#### Stored records:
⟨
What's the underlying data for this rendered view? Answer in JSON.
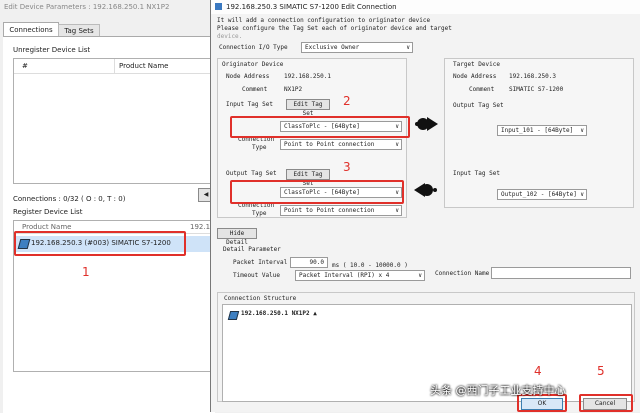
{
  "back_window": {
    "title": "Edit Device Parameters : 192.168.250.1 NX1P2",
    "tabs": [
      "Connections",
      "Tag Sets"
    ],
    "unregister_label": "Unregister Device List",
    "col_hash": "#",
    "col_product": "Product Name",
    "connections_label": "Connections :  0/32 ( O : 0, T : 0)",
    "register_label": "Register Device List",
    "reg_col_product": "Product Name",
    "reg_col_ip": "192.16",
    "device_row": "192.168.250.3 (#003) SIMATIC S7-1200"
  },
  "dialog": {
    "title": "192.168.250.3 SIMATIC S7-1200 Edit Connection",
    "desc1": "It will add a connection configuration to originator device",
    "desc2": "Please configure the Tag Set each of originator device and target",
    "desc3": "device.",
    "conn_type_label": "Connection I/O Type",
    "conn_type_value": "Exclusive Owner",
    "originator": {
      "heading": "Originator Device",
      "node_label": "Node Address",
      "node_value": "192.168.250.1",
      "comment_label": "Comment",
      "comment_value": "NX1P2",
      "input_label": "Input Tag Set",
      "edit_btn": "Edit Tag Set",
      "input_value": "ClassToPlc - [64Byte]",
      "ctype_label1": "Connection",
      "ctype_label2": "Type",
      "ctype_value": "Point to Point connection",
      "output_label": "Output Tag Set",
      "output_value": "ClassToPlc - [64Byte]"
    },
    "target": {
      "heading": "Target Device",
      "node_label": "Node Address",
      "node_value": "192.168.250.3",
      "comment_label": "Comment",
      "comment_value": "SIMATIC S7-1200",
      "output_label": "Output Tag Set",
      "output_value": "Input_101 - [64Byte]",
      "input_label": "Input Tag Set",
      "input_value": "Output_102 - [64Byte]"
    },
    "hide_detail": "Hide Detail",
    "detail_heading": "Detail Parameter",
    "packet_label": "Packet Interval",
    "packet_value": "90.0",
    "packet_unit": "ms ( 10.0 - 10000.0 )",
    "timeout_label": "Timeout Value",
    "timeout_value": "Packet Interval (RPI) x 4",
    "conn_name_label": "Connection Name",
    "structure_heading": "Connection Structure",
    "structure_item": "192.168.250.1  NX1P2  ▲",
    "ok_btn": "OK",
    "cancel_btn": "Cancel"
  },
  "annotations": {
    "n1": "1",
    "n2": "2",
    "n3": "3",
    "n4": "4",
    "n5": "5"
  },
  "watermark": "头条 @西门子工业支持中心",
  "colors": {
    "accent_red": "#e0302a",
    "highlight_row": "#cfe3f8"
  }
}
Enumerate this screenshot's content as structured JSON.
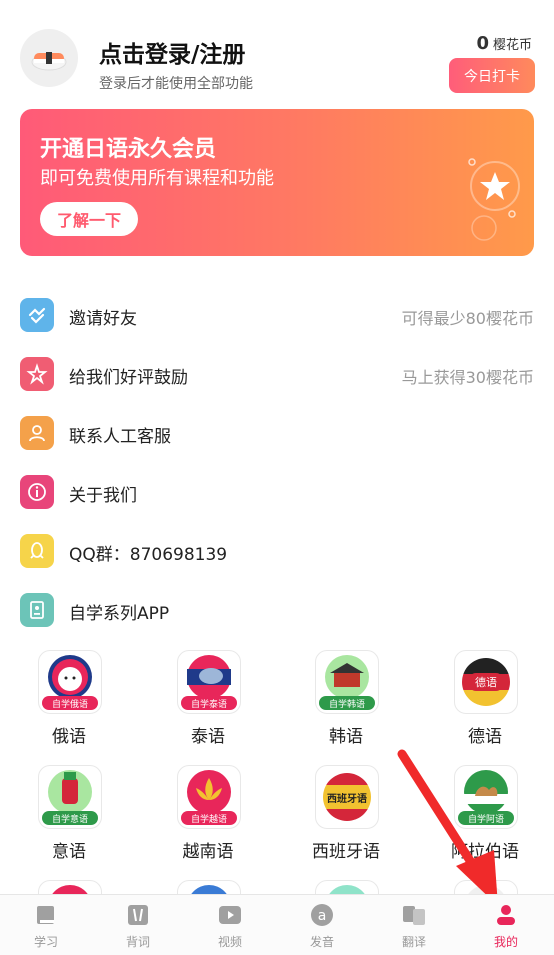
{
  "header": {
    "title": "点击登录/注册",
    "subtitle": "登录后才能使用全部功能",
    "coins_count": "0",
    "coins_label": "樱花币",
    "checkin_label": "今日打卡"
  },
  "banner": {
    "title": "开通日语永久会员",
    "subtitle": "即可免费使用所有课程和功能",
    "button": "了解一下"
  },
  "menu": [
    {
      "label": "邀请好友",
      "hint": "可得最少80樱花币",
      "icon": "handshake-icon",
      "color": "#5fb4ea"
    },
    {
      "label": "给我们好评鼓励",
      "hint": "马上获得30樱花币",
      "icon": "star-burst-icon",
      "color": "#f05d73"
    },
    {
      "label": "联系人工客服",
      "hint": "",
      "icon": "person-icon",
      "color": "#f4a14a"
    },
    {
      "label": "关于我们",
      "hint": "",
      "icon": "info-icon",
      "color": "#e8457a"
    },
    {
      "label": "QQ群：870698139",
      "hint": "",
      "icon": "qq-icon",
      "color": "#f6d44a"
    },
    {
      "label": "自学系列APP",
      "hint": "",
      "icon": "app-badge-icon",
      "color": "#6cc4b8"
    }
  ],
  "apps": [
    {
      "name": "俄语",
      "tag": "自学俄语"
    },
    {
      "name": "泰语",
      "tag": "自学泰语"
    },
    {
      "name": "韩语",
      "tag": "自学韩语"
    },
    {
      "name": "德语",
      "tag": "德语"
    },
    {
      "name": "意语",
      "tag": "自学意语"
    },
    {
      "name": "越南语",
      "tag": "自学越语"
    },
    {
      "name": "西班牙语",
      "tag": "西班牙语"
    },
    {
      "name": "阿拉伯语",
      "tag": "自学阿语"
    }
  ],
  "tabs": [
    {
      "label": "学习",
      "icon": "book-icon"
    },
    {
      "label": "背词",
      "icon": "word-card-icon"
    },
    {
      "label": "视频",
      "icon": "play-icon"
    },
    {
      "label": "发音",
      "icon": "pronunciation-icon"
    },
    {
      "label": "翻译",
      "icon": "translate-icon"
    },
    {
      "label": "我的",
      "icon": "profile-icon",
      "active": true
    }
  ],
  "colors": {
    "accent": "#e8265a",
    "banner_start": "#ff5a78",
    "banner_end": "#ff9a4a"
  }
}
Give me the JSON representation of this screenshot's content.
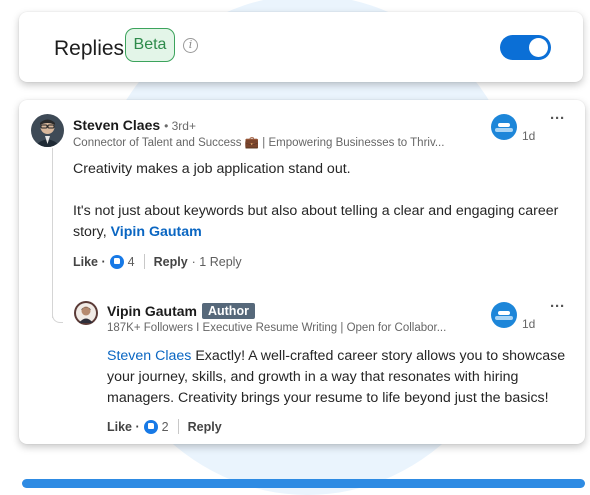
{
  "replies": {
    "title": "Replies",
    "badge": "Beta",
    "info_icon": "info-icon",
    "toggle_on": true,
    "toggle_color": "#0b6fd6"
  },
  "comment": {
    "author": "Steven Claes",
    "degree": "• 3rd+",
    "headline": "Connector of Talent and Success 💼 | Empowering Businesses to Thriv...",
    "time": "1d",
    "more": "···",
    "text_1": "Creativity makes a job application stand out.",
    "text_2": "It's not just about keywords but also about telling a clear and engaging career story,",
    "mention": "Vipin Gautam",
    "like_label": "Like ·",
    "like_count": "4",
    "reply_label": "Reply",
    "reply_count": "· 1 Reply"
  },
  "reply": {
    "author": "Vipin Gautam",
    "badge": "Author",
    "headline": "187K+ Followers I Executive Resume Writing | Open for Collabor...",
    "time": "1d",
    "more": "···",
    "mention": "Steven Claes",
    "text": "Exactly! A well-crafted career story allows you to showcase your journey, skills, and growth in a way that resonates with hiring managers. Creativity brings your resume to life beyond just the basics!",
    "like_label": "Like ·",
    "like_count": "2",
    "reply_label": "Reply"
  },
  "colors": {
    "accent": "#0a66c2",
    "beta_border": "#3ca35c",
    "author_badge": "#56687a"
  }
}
⟩
#### Aim of the task:
Find each line that has the word "headline", then copy it out.

#### Correct result:
    "headline": "Connector of Talent and Success 💼 | Empowering Businesses to Thriv...",
    "headline": "187K+ Followers I Executive Resume Writing | Open for Collabor...",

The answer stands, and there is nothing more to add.